What to do: Copy every line of the items below without changing anything, but leave out the pictures.
■ ■ ■ ■ ■ ■ ■
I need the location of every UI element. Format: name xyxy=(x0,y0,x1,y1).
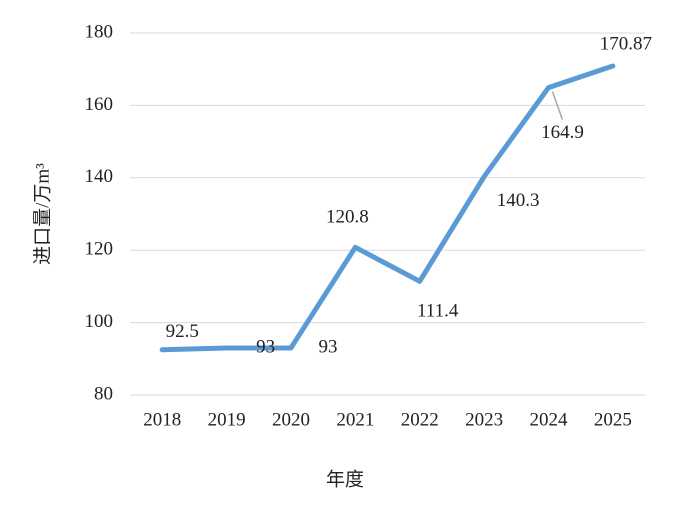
y-tick-label: 160 xyxy=(85,94,114,115)
data-line xyxy=(159,63,616,353)
x-tick-label: 2025 xyxy=(594,409,632,430)
x-axis-title: 年度 xyxy=(326,468,364,490)
y-tick-label: 120 xyxy=(85,239,114,260)
y-axis-title: 进口量/万m³ xyxy=(31,163,53,265)
x-tick-label: 2020 xyxy=(272,409,310,430)
y-tick-label: 80 xyxy=(94,383,113,404)
y-tick-label: 180 xyxy=(85,21,114,42)
x-tick-label: 2018 xyxy=(143,409,181,430)
data-label: 164.9 xyxy=(541,122,584,143)
data-label: 111.4 xyxy=(417,301,459,322)
data-label: 120.8 xyxy=(326,207,369,228)
x-tick-label: 2021 xyxy=(336,409,374,430)
data-label: 170.87 xyxy=(600,33,652,54)
x-tick-label: 2019 xyxy=(208,409,246,430)
y-tick-label: 100 xyxy=(85,311,114,332)
y-tick-label: 140 xyxy=(85,166,114,187)
data-label: 140.3 xyxy=(497,190,540,211)
leader-line xyxy=(551,91,564,120)
x-tick-label: 2023 xyxy=(465,409,503,430)
data-label: 92.5 xyxy=(166,321,199,342)
x-tick-label: 2022 xyxy=(401,409,439,430)
data-label: 93 xyxy=(318,336,337,357)
data-label: 93 xyxy=(256,336,275,357)
x-tick-label: 2024 xyxy=(529,409,568,430)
■ ■ ■ ■ ■ ■ ■
In response:
I need the location of every UI element. Format: name xyxy=(x0,y0,x1,y1).
y-tick-label: 160 xyxy=(85,94,114,115)
data-line xyxy=(159,63,616,353)
x-tick-label: 2025 xyxy=(594,409,632,430)
x-axis-title: 年度 xyxy=(326,468,364,490)
y-tick-label: 120 xyxy=(85,239,114,260)
y-axis-title: 进口量/万m³ xyxy=(31,163,53,265)
x-tick-label: 2020 xyxy=(272,409,310,430)
y-tick-label: 80 xyxy=(94,383,113,404)
y-tick-label: 180 xyxy=(85,21,114,42)
x-tick-label: 2018 xyxy=(143,409,181,430)
data-label: 164.9 xyxy=(541,122,584,143)
data-label: 111.4 xyxy=(417,301,459,322)
data-label: 120.8 xyxy=(326,207,369,228)
x-tick-label: 2021 xyxy=(336,409,374,430)
data-label: 170.87 xyxy=(600,33,652,54)
x-tick-label: 2019 xyxy=(208,409,246,430)
y-tick-label: 100 xyxy=(85,311,114,332)
y-tick-label: 140 xyxy=(85,166,114,187)
data-label: 140.3 xyxy=(497,190,540,211)
leader-line xyxy=(551,91,564,120)
x-tick-label: 2023 xyxy=(465,409,503,430)
data-label: 92.5 xyxy=(166,321,199,342)
x-tick-label: 2022 xyxy=(401,409,439,430)
data-label: 93 xyxy=(318,336,337,357)
data-label: 93 xyxy=(256,336,275,357)
x-tick-label: 2024 xyxy=(529,409,568,430)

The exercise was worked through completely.